• GIVEN TASK
Without any pictures, reproduce exactly the lines running from the line containing "Decode this image" through the end of the entries.

(Data records)
__________________________________________________
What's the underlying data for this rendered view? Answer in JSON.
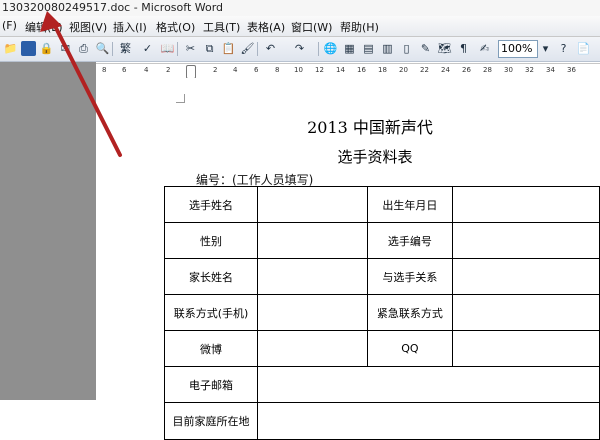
{
  "window": {
    "title": "130320080249517.doc - Microsoft Word"
  },
  "menu": [
    {
      "label": "(F)"
    },
    {
      "label": "编辑(E)"
    },
    {
      "label": "视图(V)"
    },
    {
      "label": "插入(I)"
    },
    {
      "label": "格式(O)"
    },
    {
      "label": "工具(T)"
    },
    {
      "label": "表格(A)"
    },
    {
      "label": "窗口(W)"
    },
    {
      "label": "帮助(H)"
    }
  ],
  "toolbar": {
    "zoom": "100%"
  },
  "ruler": {
    "ticks": [
      "8",
      "6",
      "4",
      "2",
      "2",
      "4",
      "6",
      "8",
      "10",
      "12",
      "14",
      "16",
      "18",
      "20",
      "22",
      "24",
      "26",
      "28",
      "30",
      "32",
      "34",
      "36"
    ]
  },
  "document": {
    "title": "2013 中国新声代",
    "subtitle": "选手资料表",
    "number_label": "编号：(工作人员填写) ___________",
    "form": {
      "contestant_name": "选手姓名",
      "birth_date": "出生年月日",
      "gender": "性别",
      "contestant_number": "选手编号",
      "parent_name": "家长姓名",
      "relation": "与选手关系",
      "contact_phone": "联系方式(手机)",
      "emergency_contact": "紧急联系方式",
      "weibo": "微博",
      "qq": "QQ",
      "email": "电子邮箱",
      "address": "目前家庭所在地"
    }
  },
  "annotation": {
    "arrow_color": "#b22222"
  }
}
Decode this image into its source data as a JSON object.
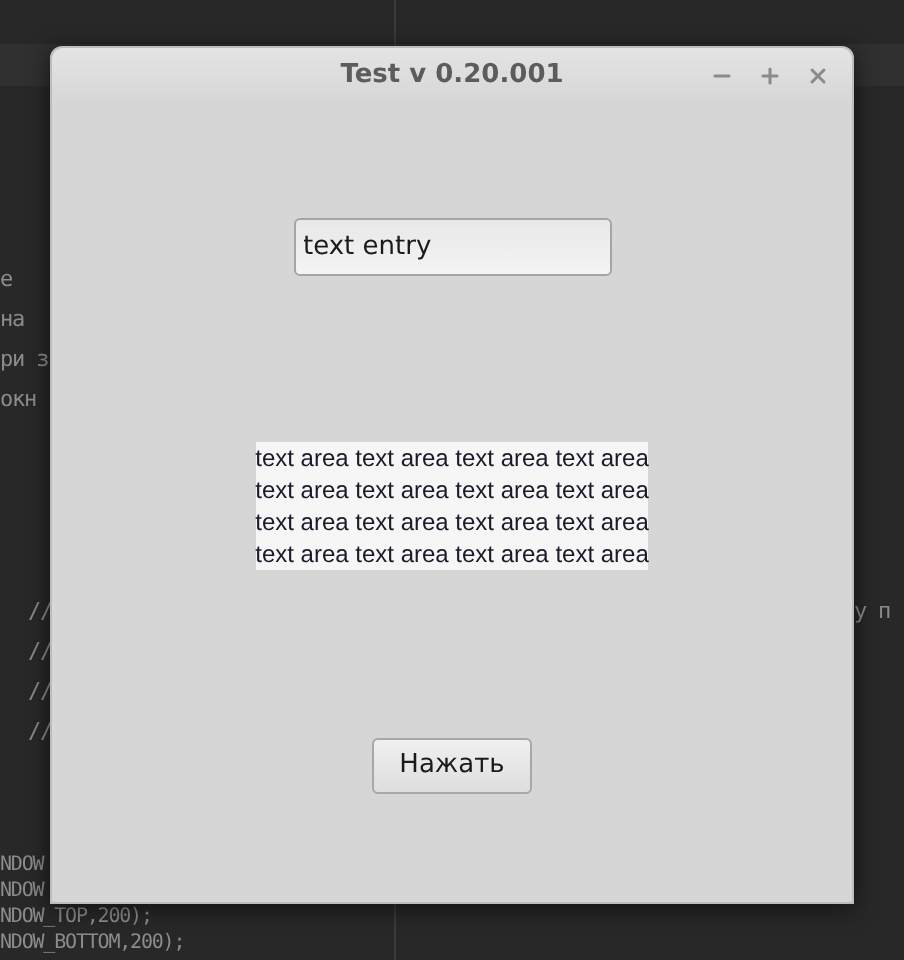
{
  "editor": {
    "left_blocks": [
      [
        "е",
        "на",
        "ри з",
        "окн"
      ],
      [
        "//",
        "//",
        "//",
        "//"
      ],
      [
        "NDOW",
        "NDOW",
        "NDOW_TOP,200);",
        "NDOW_BOTTOM,200);"
      ]
    ],
    "right_lines": [
      "у п"
    ]
  },
  "window": {
    "title": "Test v 0.20.001",
    "text_entry": {
      "value": "text entry"
    },
    "text_area": {
      "lines": [
        "text area text area text area text area",
        "text area text area text area text area",
        "text area text area text area text area",
        "text area text area text area text area"
      ]
    },
    "button": {
      "label": "Нажать"
    }
  }
}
__________________________________________________
• OUTPUT
Decode this image into its source data as a JSON object.
{
  "editor": {
    "left_blocks": [
      [
        "е",
        "на",
        "ри з",
        "окн"
      ],
      [
        "//",
        "//",
        "//",
        "//"
      ],
      [
        "NDOW",
        "NDOW",
        "NDOW_TOP,200);",
        "NDOW_BOTTOM,200);"
      ]
    ],
    "right_lines": [
      "у п"
    ]
  },
  "window": {
    "title": "Test v 0.20.001",
    "text_entry": {
      "value": "text entry"
    },
    "text_area": {
      "lines": [
        "text area text area text area text area",
        "text area text area text area text area",
        "text area text area text area text area",
        "text area text area text area text area"
      ]
    },
    "button": {
      "label": "Нажать"
    }
  }
}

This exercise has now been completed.